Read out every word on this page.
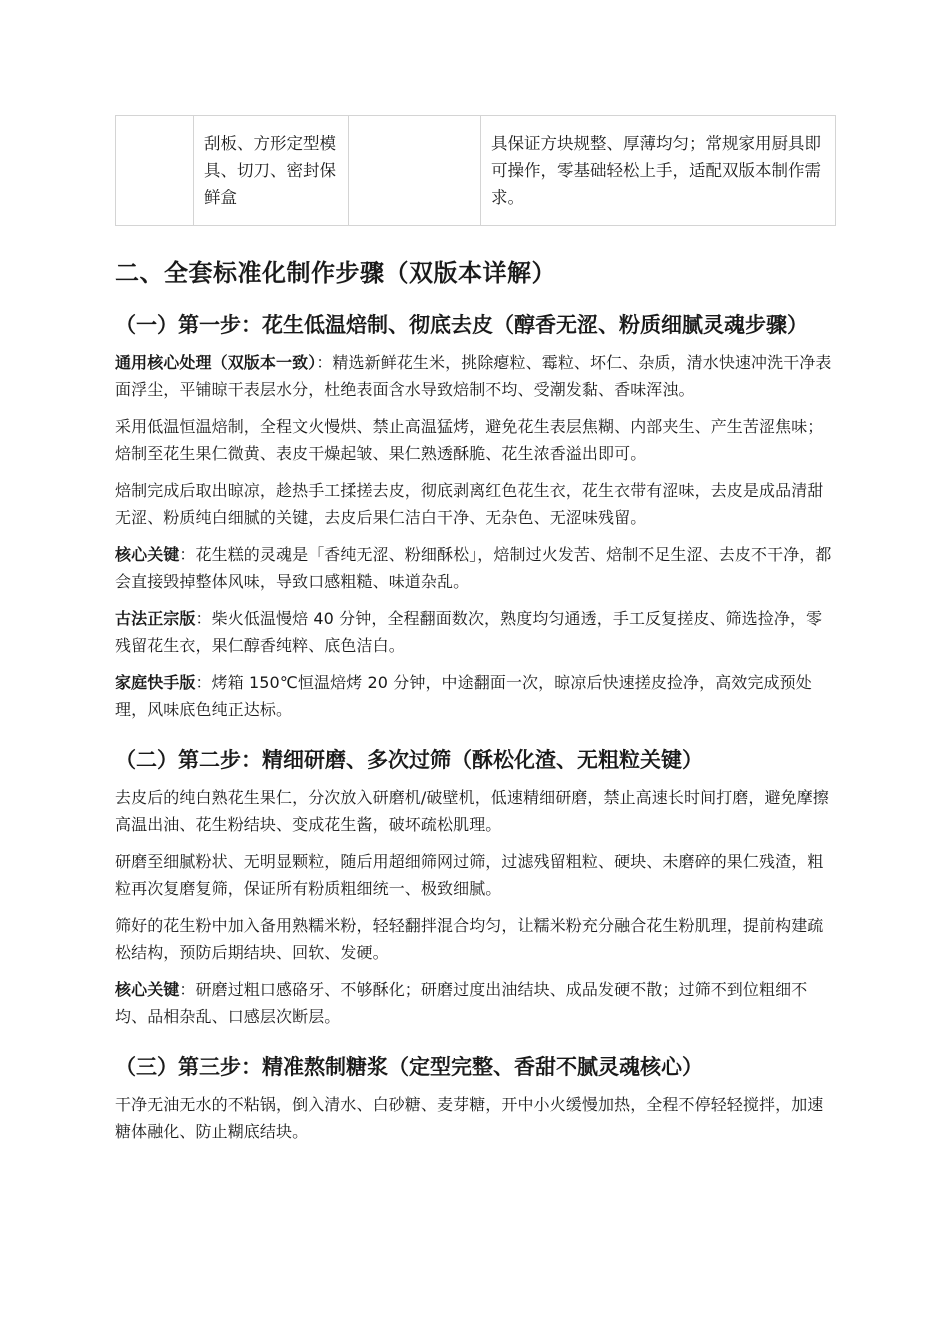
	刮板、方形定型模具、切刀、密封保鲜盒		具保证方块规整、厚薄均匀；常规家用厨具即可操作，零基础轻松上手，适配双版本制作需求。
二、全套标准化制作步骤（双版本详解）
（一）第一步：花生低温焙制、彻底去皮（醇香无涩、粉质细腻灵魂步骤）

通用核心处理（双版本一致）：精选新鲜花生米，挑除瘪粒、霉粒、坏仁、杂质，清水快速冲洗干净表面浮尘，平铺晾干表层水分，杜绝表面含水导致焙制不均、受潮发黏、香味浑浊。

采用低温恒温焙制，全程文火慢烘、禁止高温猛烤，避免花生表层焦糊、内部夹生、产生苦涩焦味；焙制至花生果仁微黄、表皮干燥起皱、果仁熟透酥脆、花生浓香溢出即可。

焙制完成后取出晾凉，趁热手工揉搓去皮，彻底剥离红色花生衣，花生衣带有涩味，去皮是成品清甜无涩、粉质纯白细腻的关键，去皮后果仁洁白干净、无杂色、无涩味残留。

核心关键：花生糕的灵魂是「香纯无涩、粉细酥松」，焙制过火发苦、焙制不足生涩、去皮不干净，都会直接毁掉整体风味，导致口感粗糙、味道杂乱。

古法正宗版：柴火低温慢焙 40 分钟，全程翻面数次，熟度均匀通透，手工反复搓皮、筛选捡净，零残留花生衣，果仁醇香纯粹、底色洁白。

家庭快手版：烤箱 150℃恒温焙烤 20 分钟，中途翻面一次，晾凉后快速搓皮捡净，高效完成预处理，风味底色纯正达标。

（二）第二步：精细研磨、多次过筛（酥松化渣、无粗粒关键）

去皮后的纯白熟花生果仁，分次放入研磨机/破壁机，低速精细研磨，禁止高速长时间打磨，避免摩擦高温出油、花生粉结块、变成花生酱，破坏疏松肌理。

研磨至细腻粉状、无明显颗粒，随后用超细筛网过筛，过滤残留粗粒、硬块、未磨碎的果仁残渣，粗粒再次复磨复筛，保证所有粉质粗细统一、极致细腻。

筛好的花生粉中加入备用熟糯米粉，轻轻翻拌混合均匀，让糯米粉充分融合花生粉肌理，提前构建疏松结构，预防后期结块、回软、发硬。

核心关键：研磨过粗口感硌牙、不够酥化；研磨过度出油结块、成品发硬不散；过筛不到位粗细不均、品相杂乱、口感层次断层。

（三）第三步：精准熬制糖浆（定型完整、香甜不腻灵魂核心）

干净无油无水的不粘锅，倒入清水、白砂糖、麦芽糖，开中小火缓慢加热，全程不停轻轻搅拌，加速糖体融化、防止糊底结块。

### Your task
Return the listing above unchanged, apart from dropping its pictures.

### Answer to this problem
Read out every word on this page.
	刮板、方形定型模具、切刀、密封保鲜盒		具保证方块规整、厚薄均匀；常规家用厨具即可操作，零基础轻松上手，适配双版本制作需求。
二、全套标准化制作步骤（双版本详解）
（一）第一步：花生低温焙制、彻底去皮（醇香无涩、粉质细腻灵魂步骤）

通用核心处理（双版本一致）：精选新鲜花生米，挑除瘪粒、霉粒、坏仁、杂质，清水快速冲洗干净表面浮尘，平铺晾干表层水分，杜绝表面含水导致焙制不均、受潮发黏、香味浑浊。

采用低温恒温焙制，全程文火慢烘、禁止高温猛烤，避免花生表层焦糊、内部夹生、产生苦涩焦味；焙制至花生果仁微黄、表皮干燥起皱、果仁熟透酥脆、花生浓香溢出即可。

焙制完成后取出晾凉，趁热手工揉搓去皮，彻底剥离红色花生衣，花生衣带有涩味，去皮是成品清甜无涩、粉质纯白细腻的关键，去皮后果仁洁白干净、无杂色、无涩味残留。

核心关键：花生糕的灵魂是「香纯无涩、粉细酥松」，焙制过火发苦、焙制不足生涩、去皮不干净，都会直接毁掉整体风味，导致口感粗糙、味道杂乱。

古法正宗版：柴火低温慢焙 40 分钟，全程翻面数次，熟度均匀通透，手工反复搓皮、筛选捡净，零残留花生衣，果仁醇香纯粹、底色洁白。

家庭快手版：烤箱 150℃恒温焙烤 20 分钟，中途翻面一次，晾凉后快速搓皮捡净，高效完成预处理，风味底色纯正达标。

（二）第二步：精细研磨、多次过筛（酥松化渣、无粗粒关键）

去皮后的纯白熟花生果仁，分次放入研磨机/破壁机，低速精细研磨，禁止高速长时间打磨，避免摩擦高温出油、花生粉结块、变成花生酱，破坏疏松肌理。

研磨至细腻粉状、无明显颗粒，随后用超细筛网过筛，过滤残留粗粒、硬块、未磨碎的果仁残渣，粗粒再次复磨复筛，保证所有粉质粗细统一、极致细腻。

筛好的花生粉中加入备用熟糯米粉，轻轻翻拌混合均匀，让糯米粉充分融合花生粉肌理，提前构建疏松结构，预防后期结块、回软、发硬。

核心关键：研磨过粗口感硌牙、不够酥化；研磨过度出油结块、成品发硬不散；过筛不到位粗细不均、品相杂乱、口感层次断层。

（三）第三步：精准熬制糖浆（定型完整、香甜不腻灵魂核心）

干净无油无水的不粘锅，倒入清水、白砂糖、麦芽糖，开中小火缓慢加热，全程不停轻轻搅拌，加速糖体融化、防止糊底结块。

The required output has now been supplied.